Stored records
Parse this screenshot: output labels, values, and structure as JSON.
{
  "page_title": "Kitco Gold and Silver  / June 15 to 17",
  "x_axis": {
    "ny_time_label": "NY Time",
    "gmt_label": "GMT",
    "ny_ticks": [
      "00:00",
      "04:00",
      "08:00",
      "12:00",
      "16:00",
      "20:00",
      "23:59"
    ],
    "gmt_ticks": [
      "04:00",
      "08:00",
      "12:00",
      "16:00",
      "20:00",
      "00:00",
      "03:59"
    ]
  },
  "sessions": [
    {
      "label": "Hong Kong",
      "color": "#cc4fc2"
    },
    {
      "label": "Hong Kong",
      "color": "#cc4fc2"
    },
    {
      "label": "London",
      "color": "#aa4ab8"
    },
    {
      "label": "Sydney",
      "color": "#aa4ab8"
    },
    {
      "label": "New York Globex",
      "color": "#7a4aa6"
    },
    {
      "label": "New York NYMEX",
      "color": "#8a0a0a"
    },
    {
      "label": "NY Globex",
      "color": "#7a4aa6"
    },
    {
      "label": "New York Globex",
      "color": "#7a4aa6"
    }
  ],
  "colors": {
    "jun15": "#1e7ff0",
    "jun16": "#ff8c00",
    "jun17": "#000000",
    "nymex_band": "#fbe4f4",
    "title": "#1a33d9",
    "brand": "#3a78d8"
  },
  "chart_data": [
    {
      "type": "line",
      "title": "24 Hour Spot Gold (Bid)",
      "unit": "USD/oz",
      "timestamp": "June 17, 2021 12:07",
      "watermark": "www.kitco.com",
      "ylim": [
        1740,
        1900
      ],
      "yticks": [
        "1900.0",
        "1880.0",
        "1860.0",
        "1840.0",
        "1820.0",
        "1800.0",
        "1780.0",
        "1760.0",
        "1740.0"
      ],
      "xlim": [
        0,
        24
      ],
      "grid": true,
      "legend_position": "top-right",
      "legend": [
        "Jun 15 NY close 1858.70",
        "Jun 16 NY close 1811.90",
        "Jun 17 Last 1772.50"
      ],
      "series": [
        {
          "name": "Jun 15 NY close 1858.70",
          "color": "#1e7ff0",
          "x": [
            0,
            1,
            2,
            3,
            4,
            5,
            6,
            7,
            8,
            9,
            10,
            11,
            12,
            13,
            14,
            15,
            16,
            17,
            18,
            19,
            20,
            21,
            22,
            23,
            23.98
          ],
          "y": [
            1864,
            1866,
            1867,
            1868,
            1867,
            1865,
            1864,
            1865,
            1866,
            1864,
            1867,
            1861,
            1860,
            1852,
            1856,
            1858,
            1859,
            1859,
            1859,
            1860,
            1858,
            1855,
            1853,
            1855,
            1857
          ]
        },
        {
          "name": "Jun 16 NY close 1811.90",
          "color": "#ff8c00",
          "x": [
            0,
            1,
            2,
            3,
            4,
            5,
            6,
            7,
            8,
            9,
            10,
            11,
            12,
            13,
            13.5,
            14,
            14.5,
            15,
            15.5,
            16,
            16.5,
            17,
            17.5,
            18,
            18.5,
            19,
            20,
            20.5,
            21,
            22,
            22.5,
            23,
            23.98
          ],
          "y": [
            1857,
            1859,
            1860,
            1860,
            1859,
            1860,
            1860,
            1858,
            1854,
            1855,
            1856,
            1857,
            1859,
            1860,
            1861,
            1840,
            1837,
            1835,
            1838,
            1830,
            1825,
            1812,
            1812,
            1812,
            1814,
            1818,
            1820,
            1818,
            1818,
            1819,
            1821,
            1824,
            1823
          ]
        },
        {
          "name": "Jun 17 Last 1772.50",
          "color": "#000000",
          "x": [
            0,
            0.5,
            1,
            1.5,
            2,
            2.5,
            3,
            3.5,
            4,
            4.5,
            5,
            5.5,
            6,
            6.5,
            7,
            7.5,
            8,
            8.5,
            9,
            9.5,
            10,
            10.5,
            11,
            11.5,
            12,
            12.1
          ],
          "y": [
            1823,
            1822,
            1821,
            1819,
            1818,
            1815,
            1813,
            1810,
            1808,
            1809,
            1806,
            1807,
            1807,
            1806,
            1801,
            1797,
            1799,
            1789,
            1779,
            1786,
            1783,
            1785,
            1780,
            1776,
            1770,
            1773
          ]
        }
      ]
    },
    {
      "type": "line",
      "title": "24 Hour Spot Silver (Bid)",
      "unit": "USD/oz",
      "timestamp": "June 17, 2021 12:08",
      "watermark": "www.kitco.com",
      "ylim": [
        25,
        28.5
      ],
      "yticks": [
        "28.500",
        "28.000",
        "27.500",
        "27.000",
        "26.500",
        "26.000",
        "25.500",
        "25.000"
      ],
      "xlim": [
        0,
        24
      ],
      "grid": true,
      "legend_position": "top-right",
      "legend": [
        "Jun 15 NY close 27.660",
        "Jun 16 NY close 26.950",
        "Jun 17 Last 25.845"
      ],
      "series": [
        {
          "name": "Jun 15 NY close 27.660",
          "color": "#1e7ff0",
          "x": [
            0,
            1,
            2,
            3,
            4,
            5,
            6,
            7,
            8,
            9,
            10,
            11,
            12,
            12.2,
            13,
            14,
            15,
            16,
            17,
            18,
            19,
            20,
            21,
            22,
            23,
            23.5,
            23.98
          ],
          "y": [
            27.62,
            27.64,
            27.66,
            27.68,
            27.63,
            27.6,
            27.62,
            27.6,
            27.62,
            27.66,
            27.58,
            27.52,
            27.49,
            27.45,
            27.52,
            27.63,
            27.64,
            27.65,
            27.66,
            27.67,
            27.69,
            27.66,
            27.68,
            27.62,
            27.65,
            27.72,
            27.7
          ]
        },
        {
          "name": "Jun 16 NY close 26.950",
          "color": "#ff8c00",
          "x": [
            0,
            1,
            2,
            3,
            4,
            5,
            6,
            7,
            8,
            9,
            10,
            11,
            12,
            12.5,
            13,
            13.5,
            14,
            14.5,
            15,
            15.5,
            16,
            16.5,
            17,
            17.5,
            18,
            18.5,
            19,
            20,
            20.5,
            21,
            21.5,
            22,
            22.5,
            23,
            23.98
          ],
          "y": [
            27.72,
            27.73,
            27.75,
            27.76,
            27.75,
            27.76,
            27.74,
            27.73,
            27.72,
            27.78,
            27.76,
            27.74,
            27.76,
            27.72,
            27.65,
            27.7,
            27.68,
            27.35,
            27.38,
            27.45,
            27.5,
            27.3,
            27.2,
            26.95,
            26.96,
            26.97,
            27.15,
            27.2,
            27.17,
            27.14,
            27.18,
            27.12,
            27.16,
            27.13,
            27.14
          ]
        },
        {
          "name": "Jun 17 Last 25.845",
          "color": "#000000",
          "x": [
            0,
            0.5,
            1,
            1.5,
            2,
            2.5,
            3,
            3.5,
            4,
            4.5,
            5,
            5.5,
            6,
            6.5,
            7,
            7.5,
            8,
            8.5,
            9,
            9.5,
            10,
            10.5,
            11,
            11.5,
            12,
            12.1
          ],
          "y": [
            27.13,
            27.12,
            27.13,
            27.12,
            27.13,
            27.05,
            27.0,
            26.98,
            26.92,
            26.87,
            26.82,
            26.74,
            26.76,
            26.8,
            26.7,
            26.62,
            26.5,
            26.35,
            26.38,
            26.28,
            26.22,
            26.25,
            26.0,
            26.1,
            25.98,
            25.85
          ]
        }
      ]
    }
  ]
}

#### Short task:
Scan the material above. Extract every line in which the word "Silver" occurs.

#### Finished answer:
  "page_title": "Kitco Gold and Silver  / June 15 to 17",
      "title": "24 Hour Spot Silver (Bid)",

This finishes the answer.